EXCERPTED PASSAGE →
So, understanding these problems associated with the development of foam, a new approach has been used in this study to produce the foam. The FSP is adopted for development of precursor by mixing of foaming agent into the substrate. But as reported in the literature, the temperature generated in the processing zone during FSP is high enough to decompose TiH₂. So to reduce the temperature, underwater approach of FSP has been adopted. It also helps to reduce the release of H₂ gas by reducing the decomposition of TiH₂ during processing. The mixing of foaming agent and stabilizing agent into the substrate is also a critical issue which is solved in this research by obtaining a novel approach of making holes on thickness side of the plate along the length. It enhances the proper mixing of the TiH₂ and stabilizing agent into the substrate and also helps in trapping of H₂ gases in the processed region. In addition of this it is also required that the developed foam should have good strength which cannot possible by using pure aluminum or aluminum alloy. The foam developed by pure aluminum or aluminum alloys have poor compressive strength due to easily deformation of cell walls during compression. The composite material has better mechanical properties as compare to aluminum alloys. Thus in this research, aluminum metal matrix composite is selected which is made of aluminum alloy AA2219 and reinforced with yttrium oxide (Y₂O₃) to develop high strength foam. Then the developed foam has been characterized based on the effect of hole diameter, number of passes and the direction of tool rotation.

PROVIDED RECORDS →

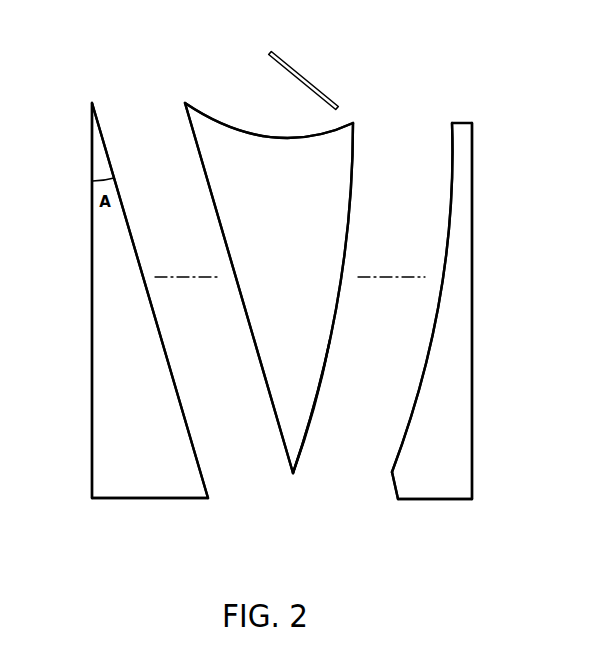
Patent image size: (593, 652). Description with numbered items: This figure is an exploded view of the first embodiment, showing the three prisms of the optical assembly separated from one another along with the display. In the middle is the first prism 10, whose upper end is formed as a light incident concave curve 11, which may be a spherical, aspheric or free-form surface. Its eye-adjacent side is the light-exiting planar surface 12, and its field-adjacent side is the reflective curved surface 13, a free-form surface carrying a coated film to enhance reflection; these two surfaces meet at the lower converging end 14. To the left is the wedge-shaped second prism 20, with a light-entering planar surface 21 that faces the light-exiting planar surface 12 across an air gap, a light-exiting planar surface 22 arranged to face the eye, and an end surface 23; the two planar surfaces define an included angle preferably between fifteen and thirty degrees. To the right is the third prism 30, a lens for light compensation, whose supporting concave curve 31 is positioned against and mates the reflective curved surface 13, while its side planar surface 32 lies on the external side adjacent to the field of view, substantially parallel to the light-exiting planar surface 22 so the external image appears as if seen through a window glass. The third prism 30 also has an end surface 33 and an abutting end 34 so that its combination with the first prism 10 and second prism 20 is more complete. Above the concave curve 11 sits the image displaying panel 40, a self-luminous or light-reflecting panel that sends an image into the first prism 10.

The first prism 10 is at (190, 94).
The light incident concave curve 11 is at (253, 135).
The light-exiting planar surface 12 is at (205, 173).
The reflective curved surface 13 is at (353, 175).
The converging end 14 is at (310, 398).
The second prism 20 is at (86, 450).
The light-entering planar surface 21 is at (170, 358).
The light-exiting planar surface 22 is at (92, 328).
The end surface 23 is at (137, 500).
The third prism 30 is at (488, 416).
The supporting concave curve 31 is at (430, 330).
The side planar surface 32 is at (472, 243).
The end surface 33 is at (427, 500).
The abutting end 34 is at (395, 490).
The image displaying panel 40 is at (308, 82).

TASK DIRECTIONS →
Return the passage on producing aluminum composite foam by underwater friction stir processing, word for word and in full.

SOLUTION BELOW →
So, understanding these problems associated with the development of foam, a new approach has been used in this study to produce the foam. The FSP is adopted for development of precursor by mixing of foaming agent into the substrate. But as reported in the literature, the temperature generated in the processing zone during FSP is high enough to decompose TiH₂. So to reduce the temperature, underwater approach of FSP has been adopted. It also helps to reduce the release of H₂ gas by reducing the decomposition of TiH₂ during processing. The mixing of foaming agent and stabilizing agent into the substrate is also a critical issue which is solved in this research by obtaining a novel approach of making holes on thickness side of the plate along the length. It enhances the proper mixing of the TiH₂ and stabilizing agent into the substrate and also helps in trapping of H₂ gases in the processed region. In addition of this it is also required that the developed foam should have good strength which cannot possible by using pure aluminum or aluminum alloy. The foam developed by pure aluminum or aluminum alloys have poor compressive strength due to easily deformation of cell walls during compression. The composite material has better mechanical properties as compare to aluminum alloys. Thus in this research, aluminum metal matrix composite is selected which is made of aluminum alloy AA2219 and reinforced with yttrium oxide (Y₂O₃) to develop high strength foam. Then the developed foam has been characterized based on the effect of hole diameter, number of passes and the direction of tool rotation.